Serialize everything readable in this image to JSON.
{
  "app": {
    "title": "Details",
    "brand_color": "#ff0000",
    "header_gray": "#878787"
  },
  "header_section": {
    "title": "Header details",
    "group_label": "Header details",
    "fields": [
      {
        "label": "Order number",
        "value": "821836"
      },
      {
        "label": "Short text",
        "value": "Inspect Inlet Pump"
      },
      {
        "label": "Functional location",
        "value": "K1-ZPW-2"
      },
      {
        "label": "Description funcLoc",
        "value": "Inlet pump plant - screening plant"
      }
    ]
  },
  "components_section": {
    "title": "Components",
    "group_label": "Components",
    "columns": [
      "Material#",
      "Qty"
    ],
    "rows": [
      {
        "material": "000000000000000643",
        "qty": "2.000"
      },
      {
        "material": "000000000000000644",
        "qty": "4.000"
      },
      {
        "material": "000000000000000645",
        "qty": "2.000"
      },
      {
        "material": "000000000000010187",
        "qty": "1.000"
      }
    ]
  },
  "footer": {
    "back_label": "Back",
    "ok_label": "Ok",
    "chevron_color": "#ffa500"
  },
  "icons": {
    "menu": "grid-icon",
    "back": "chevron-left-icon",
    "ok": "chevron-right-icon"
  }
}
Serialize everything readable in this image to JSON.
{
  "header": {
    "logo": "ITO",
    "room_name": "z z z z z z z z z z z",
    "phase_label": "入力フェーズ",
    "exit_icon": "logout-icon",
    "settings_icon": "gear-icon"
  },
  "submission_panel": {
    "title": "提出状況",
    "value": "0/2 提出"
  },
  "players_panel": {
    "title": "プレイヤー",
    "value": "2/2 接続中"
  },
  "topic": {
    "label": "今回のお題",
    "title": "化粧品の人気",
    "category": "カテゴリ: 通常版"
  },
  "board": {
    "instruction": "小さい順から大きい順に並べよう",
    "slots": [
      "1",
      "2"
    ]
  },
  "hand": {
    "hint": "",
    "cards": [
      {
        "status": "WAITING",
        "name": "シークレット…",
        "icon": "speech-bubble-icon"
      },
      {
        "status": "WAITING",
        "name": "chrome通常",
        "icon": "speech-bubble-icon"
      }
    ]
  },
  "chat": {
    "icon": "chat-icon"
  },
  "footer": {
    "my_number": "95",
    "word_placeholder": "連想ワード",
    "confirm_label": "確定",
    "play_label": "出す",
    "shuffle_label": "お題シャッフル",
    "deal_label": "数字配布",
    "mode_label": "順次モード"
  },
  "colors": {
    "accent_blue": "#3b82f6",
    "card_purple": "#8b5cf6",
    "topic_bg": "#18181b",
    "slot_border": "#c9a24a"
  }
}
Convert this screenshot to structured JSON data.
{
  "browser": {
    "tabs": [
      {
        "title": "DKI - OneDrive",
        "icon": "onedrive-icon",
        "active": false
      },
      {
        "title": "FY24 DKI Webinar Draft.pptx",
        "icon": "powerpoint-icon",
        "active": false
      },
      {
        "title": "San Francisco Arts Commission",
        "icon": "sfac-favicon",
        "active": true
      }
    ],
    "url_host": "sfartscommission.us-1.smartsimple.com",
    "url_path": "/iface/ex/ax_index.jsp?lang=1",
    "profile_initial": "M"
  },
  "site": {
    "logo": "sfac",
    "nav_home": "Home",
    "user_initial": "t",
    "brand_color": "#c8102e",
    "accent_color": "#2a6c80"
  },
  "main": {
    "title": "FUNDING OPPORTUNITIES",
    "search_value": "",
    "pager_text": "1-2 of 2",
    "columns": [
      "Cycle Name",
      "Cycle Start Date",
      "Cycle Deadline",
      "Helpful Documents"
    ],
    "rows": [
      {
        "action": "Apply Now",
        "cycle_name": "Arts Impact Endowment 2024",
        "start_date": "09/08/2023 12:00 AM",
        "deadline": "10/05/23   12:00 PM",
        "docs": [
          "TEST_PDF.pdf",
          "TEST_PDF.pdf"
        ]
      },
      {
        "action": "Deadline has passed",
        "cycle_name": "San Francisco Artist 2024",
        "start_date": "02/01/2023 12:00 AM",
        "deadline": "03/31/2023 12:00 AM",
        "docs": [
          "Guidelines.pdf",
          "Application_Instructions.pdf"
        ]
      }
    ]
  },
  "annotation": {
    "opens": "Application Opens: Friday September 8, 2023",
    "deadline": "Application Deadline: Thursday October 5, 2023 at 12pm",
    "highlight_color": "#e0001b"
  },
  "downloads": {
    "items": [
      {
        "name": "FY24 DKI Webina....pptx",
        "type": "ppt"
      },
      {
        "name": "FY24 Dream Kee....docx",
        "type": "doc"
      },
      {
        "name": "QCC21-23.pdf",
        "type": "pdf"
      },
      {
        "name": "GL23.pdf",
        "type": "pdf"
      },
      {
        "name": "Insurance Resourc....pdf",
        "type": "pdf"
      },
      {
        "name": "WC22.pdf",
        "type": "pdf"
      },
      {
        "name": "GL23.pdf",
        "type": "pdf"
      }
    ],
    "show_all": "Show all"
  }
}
************
** Task prompt **
Identify and list each line with the word "pptx".

** Solution **
        "title": "FY24 DKI Webinar Draft.pptx",
        "name": "FY24 DKI Webina....pptx",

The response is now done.